Some records:
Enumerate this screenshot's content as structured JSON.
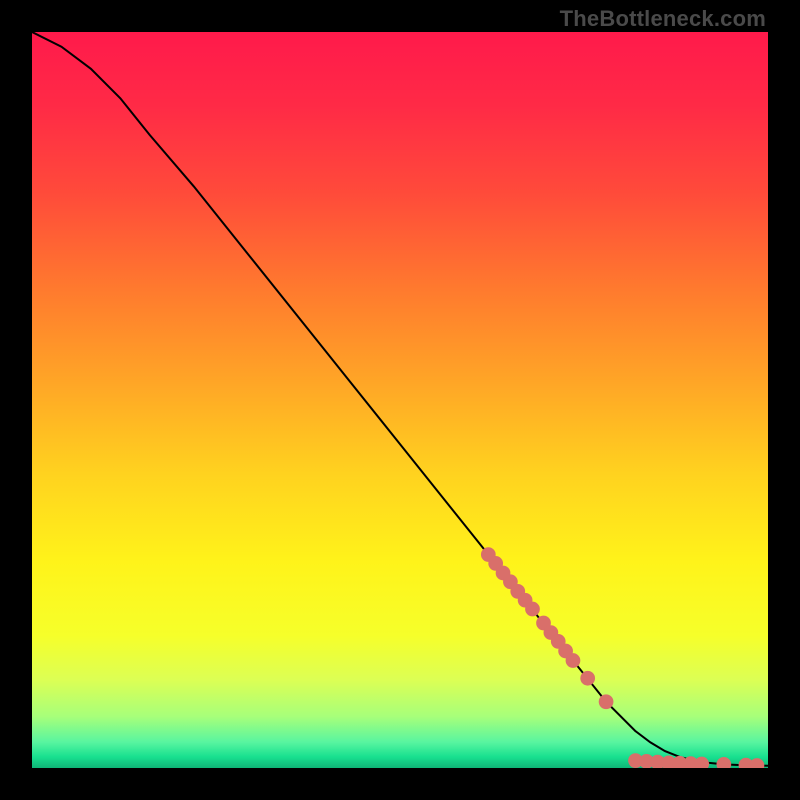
{
  "attribution": "TheBottleneck.com",
  "colors": {
    "gradient_stops": [
      {
        "offset": 0.0,
        "color": "#ff1a4b"
      },
      {
        "offset": 0.1,
        "color": "#ff2a46"
      },
      {
        "offset": 0.22,
        "color": "#ff4b3a"
      },
      {
        "offset": 0.35,
        "color": "#ff7a2e"
      },
      {
        "offset": 0.48,
        "color": "#ffa726"
      },
      {
        "offset": 0.6,
        "color": "#ffd21f"
      },
      {
        "offset": 0.72,
        "color": "#fff31a"
      },
      {
        "offset": 0.82,
        "color": "#f6ff2a"
      },
      {
        "offset": 0.88,
        "color": "#dcff54"
      },
      {
        "offset": 0.93,
        "color": "#a7ff7a"
      },
      {
        "offset": 0.965,
        "color": "#58f5a0"
      },
      {
        "offset": 0.985,
        "color": "#18e08f"
      },
      {
        "offset": 1.0,
        "color": "#0fb577"
      }
    ],
    "curve": "#000000",
    "marker": "#d96f6a",
    "page_bg": "#000000"
  },
  "chart_data": {
    "type": "line",
    "xlabel": "",
    "ylabel": "",
    "xlim": [
      0,
      100
    ],
    "ylim": [
      0,
      100
    ],
    "note": "Axes are unlabeled; values are normalized 0–100 estimated from plot position.",
    "series": [
      {
        "name": "curve",
        "x": [
          0,
          4,
          8,
          12,
          16,
          22,
          30,
          40,
          50,
          60,
          68,
          74,
          78,
          82,
          84,
          86,
          88,
          90,
          92,
          94,
          96,
          98,
          100
        ],
        "y": [
          100,
          98,
          95,
          91,
          86,
          79,
          69,
          56.5,
          44,
          31.5,
          21.5,
          14,
          9,
          5,
          3.5,
          2.3,
          1.5,
          1.0,
          0.7,
          0.5,
          0.4,
          0.35,
          0.3
        ]
      }
    ],
    "markers": {
      "name": "highlighted-points",
      "comment": "Salmon dots clustered on the descending tail of the curve",
      "points": [
        {
          "x": 62,
          "y": 29
        },
        {
          "x": 63,
          "y": 27.8
        },
        {
          "x": 64,
          "y": 26.5
        },
        {
          "x": 65,
          "y": 25.3
        },
        {
          "x": 66,
          "y": 24
        },
        {
          "x": 67,
          "y": 22.8
        },
        {
          "x": 68,
          "y": 21.6
        },
        {
          "x": 69.5,
          "y": 19.7
        },
        {
          "x": 70.5,
          "y": 18.4
        },
        {
          "x": 71.5,
          "y": 17.2
        },
        {
          "x": 72.5,
          "y": 15.9
        },
        {
          "x": 73.5,
          "y": 14.6
        },
        {
          "x": 75.5,
          "y": 12.2
        },
        {
          "x": 78,
          "y": 9.0
        },
        {
          "x": 82,
          "y": 1.0
        },
        {
          "x": 83.5,
          "y": 0.9
        },
        {
          "x": 85,
          "y": 0.8
        },
        {
          "x": 86.5,
          "y": 0.7
        },
        {
          "x": 88,
          "y": 0.65
        },
        {
          "x": 89.5,
          "y": 0.6
        },
        {
          "x": 91,
          "y": 0.55
        },
        {
          "x": 94,
          "y": 0.5
        },
        {
          "x": 97,
          "y": 0.4
        },
        {
          "x": 98.5,
          "y": 0.35
        }
      ]
    }
  }
}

## EXERCISE BRIEF
State how many lines in the records above contain the word "curve", and give only that number.

## EXERCISE RESULT
3